OnLondon

South Kensington station: heritage, upgrades and development tensions

Screenshot 2021 06 04 at 19.18.49

Screenshot 2021 06 04 at 19.18.49

The planning committee of Kensington & Chelsea Council (RBKC) was due to meet last night to consider proposals from Transport for London and Native Land for developing TfL property around and within South Kensington London Underground station, that famed arrival point for millions of visitors to the great museums of Exhibition Road. But yesterday morning it was announced that the meeting had been cancelled “due to lack of business“. What happened?

As Building Design reported, the applicants withdrew their plans very late in the day, even though the five-member committee had been advised by RBKC’s Director, Planning and Place to approve them. It seems the applicants had the feeling that the committee – four Conservatives and a single Labour member with a history of scepticism about developer viability claims – might say no, so they decided on a tactical retreat – a temporary one, they hope.

- _Material supplied_:
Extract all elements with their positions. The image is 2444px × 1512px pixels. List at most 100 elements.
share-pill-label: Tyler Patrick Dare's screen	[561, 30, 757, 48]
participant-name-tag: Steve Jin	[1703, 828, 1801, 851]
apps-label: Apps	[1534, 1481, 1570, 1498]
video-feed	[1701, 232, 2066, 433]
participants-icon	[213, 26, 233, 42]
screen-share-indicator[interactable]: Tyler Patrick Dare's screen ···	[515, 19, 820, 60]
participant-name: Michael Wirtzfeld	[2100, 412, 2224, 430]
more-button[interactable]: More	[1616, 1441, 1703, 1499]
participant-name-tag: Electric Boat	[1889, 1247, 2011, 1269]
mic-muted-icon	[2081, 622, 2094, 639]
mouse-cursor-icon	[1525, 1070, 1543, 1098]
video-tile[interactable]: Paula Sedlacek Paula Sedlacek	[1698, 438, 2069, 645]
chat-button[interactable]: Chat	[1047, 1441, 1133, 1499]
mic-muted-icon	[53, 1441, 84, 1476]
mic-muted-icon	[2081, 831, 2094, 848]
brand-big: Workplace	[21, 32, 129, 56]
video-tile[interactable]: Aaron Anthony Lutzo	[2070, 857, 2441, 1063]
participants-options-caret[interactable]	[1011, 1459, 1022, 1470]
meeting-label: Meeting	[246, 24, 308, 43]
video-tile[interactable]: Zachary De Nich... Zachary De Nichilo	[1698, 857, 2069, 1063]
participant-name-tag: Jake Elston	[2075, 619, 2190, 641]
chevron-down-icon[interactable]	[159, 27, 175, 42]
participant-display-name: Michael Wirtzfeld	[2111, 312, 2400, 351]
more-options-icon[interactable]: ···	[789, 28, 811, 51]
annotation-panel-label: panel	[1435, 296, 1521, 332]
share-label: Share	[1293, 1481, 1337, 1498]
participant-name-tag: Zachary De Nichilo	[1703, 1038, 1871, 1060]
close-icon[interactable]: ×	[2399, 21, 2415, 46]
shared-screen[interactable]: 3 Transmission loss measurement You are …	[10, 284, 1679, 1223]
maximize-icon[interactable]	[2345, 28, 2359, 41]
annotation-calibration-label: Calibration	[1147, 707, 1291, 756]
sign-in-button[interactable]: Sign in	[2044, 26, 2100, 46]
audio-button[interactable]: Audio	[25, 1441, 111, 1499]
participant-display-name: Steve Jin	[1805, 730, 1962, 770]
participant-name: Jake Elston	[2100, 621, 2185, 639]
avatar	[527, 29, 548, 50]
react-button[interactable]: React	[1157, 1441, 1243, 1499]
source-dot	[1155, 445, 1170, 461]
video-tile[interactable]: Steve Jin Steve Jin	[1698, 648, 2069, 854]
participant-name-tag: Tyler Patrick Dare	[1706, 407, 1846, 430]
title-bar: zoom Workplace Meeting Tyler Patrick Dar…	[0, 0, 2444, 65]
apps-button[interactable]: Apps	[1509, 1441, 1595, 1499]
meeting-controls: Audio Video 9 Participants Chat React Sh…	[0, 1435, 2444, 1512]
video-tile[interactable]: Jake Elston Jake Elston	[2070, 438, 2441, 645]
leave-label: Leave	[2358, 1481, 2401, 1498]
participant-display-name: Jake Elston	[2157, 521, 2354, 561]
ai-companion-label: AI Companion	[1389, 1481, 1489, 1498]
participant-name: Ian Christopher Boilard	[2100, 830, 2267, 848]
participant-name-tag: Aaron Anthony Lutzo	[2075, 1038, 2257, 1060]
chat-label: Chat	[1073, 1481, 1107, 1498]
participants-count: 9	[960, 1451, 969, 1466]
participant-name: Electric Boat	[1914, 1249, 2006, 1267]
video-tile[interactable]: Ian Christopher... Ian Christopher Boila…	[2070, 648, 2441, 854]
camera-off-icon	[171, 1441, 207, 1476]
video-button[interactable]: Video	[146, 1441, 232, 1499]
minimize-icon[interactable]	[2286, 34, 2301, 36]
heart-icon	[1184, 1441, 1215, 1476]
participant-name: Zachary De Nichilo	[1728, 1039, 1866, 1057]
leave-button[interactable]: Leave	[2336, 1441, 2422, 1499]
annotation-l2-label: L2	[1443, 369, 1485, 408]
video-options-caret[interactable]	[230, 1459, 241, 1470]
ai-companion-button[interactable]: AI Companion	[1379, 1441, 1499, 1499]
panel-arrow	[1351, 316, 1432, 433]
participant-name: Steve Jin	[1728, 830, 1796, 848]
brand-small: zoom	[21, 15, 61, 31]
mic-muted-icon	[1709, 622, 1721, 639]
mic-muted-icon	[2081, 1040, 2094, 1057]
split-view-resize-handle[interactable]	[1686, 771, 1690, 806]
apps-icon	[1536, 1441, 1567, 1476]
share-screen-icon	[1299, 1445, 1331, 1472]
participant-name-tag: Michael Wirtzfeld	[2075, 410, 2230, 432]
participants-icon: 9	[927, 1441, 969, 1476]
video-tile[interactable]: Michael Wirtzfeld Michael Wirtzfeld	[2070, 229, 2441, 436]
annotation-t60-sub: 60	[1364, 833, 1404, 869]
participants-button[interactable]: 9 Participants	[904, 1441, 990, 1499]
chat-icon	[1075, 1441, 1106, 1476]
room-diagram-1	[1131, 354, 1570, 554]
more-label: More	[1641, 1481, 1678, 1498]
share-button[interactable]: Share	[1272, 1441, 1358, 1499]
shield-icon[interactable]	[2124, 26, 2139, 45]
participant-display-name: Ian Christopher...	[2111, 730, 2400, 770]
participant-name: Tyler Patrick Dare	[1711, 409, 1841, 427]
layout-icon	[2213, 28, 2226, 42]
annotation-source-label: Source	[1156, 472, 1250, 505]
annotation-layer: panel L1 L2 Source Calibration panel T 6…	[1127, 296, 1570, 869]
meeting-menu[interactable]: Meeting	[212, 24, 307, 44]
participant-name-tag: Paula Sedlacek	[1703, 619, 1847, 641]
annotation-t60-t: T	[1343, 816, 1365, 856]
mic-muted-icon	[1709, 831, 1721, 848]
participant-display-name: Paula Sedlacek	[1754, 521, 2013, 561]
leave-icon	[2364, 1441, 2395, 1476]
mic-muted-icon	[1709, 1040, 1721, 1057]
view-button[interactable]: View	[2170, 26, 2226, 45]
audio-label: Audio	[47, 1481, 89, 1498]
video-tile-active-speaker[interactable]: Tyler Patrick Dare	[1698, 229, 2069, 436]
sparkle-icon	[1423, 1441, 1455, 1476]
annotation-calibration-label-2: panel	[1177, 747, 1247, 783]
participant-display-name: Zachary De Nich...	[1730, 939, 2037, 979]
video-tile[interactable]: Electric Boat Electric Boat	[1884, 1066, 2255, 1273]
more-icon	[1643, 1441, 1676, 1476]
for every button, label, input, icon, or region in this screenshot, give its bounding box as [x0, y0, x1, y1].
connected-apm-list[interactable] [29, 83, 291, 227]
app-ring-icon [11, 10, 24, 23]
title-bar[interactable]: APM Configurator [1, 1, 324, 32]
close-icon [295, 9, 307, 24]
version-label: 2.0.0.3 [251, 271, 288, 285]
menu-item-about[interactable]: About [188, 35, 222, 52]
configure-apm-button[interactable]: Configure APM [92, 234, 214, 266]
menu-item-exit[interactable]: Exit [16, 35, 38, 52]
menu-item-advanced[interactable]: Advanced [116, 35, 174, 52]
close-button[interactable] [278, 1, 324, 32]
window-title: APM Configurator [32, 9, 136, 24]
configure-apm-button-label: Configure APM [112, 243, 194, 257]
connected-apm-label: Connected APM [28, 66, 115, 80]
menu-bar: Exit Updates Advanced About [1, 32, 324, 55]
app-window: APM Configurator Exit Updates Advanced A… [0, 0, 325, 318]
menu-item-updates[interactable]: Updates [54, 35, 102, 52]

- _The exercise_:
According to the article on South Kensington station, what was the party makeup of the five-member planning committee?

- _Exercise result_:
It had four Conservatives and a single Labour member.